Records excerpted from a collection:
--------------------------------

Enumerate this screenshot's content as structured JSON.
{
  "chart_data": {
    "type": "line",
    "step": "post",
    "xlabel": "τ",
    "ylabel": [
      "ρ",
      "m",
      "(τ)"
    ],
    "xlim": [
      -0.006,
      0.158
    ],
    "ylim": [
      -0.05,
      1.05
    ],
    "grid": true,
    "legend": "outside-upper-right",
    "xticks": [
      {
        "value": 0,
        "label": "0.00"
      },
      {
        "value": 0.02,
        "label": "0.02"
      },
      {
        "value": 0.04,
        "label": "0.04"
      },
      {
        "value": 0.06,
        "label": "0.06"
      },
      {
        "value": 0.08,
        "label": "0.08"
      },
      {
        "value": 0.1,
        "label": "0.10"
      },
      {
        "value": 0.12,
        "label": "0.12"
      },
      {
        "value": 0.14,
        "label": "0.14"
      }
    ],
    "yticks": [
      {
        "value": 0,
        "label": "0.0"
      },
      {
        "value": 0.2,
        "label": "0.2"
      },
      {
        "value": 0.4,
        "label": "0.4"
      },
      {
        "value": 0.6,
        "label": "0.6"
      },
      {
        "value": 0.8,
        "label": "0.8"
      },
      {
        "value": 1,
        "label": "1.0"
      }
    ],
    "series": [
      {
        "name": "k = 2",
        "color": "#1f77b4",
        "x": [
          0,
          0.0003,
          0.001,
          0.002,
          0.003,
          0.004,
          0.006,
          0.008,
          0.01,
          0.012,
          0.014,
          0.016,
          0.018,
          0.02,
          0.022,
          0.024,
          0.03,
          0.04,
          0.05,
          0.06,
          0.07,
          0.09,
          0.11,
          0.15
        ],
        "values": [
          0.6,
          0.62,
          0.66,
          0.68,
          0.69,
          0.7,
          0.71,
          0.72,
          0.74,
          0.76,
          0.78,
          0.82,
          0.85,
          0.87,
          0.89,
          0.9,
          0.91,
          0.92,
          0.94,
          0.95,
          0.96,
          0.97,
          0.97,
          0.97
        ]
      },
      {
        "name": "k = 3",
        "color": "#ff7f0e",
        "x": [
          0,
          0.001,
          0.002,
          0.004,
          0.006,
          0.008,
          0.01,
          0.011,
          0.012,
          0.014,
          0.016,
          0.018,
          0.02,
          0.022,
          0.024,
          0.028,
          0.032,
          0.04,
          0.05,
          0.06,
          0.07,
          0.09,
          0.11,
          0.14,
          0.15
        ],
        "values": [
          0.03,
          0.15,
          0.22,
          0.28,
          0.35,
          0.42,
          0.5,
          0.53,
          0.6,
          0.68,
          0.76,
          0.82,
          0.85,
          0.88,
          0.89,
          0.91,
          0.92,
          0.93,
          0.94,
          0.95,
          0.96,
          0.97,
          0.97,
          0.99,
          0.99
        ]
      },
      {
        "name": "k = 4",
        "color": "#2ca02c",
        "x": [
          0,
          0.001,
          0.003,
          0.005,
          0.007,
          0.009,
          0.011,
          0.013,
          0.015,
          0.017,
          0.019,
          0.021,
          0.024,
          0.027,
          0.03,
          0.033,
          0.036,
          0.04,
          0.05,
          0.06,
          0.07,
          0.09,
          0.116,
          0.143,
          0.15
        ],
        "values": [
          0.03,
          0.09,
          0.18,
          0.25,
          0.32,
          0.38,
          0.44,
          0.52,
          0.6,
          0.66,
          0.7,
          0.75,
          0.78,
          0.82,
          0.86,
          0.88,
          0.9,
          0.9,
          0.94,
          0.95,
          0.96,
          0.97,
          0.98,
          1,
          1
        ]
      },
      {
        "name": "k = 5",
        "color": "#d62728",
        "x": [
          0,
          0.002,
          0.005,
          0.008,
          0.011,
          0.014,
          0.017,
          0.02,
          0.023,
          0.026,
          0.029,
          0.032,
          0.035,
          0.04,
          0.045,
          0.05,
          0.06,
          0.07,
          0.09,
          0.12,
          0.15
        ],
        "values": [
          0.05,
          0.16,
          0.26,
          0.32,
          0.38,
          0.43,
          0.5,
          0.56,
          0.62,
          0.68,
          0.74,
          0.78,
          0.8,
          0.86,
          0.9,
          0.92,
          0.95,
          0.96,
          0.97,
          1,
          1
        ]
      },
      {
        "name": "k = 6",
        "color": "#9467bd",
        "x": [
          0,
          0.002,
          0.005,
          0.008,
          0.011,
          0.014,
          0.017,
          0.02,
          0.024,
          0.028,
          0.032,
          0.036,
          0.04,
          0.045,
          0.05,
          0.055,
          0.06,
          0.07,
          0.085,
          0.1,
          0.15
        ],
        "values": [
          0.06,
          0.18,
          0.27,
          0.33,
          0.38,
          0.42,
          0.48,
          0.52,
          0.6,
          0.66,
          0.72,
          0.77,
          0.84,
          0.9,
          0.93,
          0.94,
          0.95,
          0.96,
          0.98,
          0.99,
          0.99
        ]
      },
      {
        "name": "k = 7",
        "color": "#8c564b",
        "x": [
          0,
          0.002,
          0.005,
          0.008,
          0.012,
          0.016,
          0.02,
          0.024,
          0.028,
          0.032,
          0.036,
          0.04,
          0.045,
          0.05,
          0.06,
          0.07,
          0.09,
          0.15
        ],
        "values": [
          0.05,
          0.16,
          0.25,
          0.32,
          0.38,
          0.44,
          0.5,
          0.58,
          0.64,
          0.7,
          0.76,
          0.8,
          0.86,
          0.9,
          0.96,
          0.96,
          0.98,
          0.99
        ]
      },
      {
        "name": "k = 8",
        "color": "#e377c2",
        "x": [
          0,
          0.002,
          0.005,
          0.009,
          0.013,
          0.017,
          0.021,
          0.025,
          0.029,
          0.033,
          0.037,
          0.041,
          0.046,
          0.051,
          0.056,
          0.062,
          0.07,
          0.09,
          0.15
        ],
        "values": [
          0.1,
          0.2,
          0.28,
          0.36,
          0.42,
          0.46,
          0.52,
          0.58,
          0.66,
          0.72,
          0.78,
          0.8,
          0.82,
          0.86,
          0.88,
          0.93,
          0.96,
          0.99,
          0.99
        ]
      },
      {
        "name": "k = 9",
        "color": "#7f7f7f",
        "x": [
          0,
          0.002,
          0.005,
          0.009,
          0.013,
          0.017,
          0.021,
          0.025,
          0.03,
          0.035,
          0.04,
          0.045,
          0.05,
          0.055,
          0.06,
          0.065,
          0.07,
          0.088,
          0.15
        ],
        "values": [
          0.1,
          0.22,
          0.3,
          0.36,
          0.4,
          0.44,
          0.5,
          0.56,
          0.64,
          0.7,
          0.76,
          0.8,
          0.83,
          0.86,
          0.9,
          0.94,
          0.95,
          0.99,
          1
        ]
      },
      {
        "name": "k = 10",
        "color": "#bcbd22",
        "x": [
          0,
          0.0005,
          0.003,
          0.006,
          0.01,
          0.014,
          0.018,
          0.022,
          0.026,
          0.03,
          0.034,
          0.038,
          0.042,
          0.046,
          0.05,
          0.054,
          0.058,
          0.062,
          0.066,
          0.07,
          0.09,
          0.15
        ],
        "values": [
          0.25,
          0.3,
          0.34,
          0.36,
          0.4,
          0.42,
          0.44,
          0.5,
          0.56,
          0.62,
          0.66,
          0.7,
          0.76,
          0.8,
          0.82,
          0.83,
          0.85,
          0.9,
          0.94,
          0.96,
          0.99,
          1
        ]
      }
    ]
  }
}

--------------------------------

# The problem
Look through the entries and find each line that has the string "name". Copy those lines.

# Right answer
        "name": "k = 2",
        "name": "k = 3",
        "name": "k = 4",
        "name": "k = 5",
        "name": "k = 6",
        "name": "k = 7",
        "name": "k = 8",
        "name": "k = 9",
        "name": "k = 10",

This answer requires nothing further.